### TASK
Retype the records below exactly as they appear.

Start of DATA SECTION

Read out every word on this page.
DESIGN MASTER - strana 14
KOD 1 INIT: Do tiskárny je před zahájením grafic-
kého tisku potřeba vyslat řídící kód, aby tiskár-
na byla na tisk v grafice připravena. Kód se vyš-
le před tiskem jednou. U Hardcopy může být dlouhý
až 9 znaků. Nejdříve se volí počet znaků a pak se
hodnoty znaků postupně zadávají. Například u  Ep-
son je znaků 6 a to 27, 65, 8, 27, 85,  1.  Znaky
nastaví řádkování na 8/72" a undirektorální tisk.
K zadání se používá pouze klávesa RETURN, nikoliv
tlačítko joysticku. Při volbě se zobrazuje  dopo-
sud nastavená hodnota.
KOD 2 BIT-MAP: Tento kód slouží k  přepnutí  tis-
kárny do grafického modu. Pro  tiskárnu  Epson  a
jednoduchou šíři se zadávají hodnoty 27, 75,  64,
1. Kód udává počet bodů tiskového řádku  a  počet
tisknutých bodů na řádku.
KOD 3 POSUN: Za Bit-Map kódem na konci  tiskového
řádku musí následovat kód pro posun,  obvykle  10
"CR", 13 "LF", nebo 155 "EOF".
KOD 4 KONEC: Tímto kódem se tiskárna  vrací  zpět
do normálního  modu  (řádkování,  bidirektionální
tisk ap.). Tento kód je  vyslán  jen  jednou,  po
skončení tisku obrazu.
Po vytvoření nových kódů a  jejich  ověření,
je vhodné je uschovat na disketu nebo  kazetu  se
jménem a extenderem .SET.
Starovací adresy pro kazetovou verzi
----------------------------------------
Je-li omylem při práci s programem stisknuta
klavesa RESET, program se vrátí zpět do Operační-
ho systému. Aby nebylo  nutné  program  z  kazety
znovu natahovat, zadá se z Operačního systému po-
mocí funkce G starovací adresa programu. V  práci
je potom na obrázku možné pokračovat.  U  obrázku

End of DATA SECTION

### RESULT OF THE EXERCISE
Read out every word on this page.
DESIGN MASTER - strana 14
KOD 1 INIT: Do tiskárny je před zahájením grafic-
kého tisku potřeba vyslat řídící kód, aby tiskár-
na byla na tisk v grafice připravena. Kód se vyš-
le před tiskem jednou. U Hardcopy může být dlouhý
až 9 znaků. Nejdříve se volí počet znaků a pak se
hodnoty znaků postupně zadávají. Například u  Ep-
son je znaků 6 a to 27, 65, 8, 27, 85,  1.  Znaky
nastaví řádkování na 8/72" a undirektorální tisk.
K zadání se používá pouze klávesa RETURN, nikoliv
tlačítko joysticku. Při volbě se zobrazuje  dopo-
sud nastavená hodnota.
KOD 2 BIT-MAP: Tento kód slouží k  přepnutí  tis-
kárny do grafického modu. Pro  tiskárnu  Epson  a
jednoduchou šíři se zadávají hodnoty 27, 75,  64,
1. Kód udává počet bodů tiskového řádku  a  počet
tisknutých bodů na řádku.
KOD 3 POSUN: Za Bit-Map kódem na konci  tiskového
řádku musí následovat kód pro posun,  obvykle  10
"CR", 13 "LF", nebo 155 "EOF".
KOD 4 KONEC: Tímto kódem se tiskárna  vrací  zpět
do normálního  modu  (řádkování,  bidirektionální
tisk ap.). Tento kód je  vyslán  jen  jednou,  po
skončení tisku obrazu.
Po vytvoření nových kódů a  jejich  ověření,
je vhodné je uschovat na disketu nebo  kazetu  se
jménem a extenderem .SET.
Starovací adresy pro kazetovou verzi
----------------------------------------
Je-li omylem při práci s programem stisknuta
klavesa RESET, program se vrátí zpět do Operační-
ho systému. Aby nebylo  nutné  program  z  kazety
znovu natahovat, zadá se z Operačního systému po-
mocí funkce G starovací adresa programu. V  práci
je potom na obrázku možné pokračovat.  U  obrázku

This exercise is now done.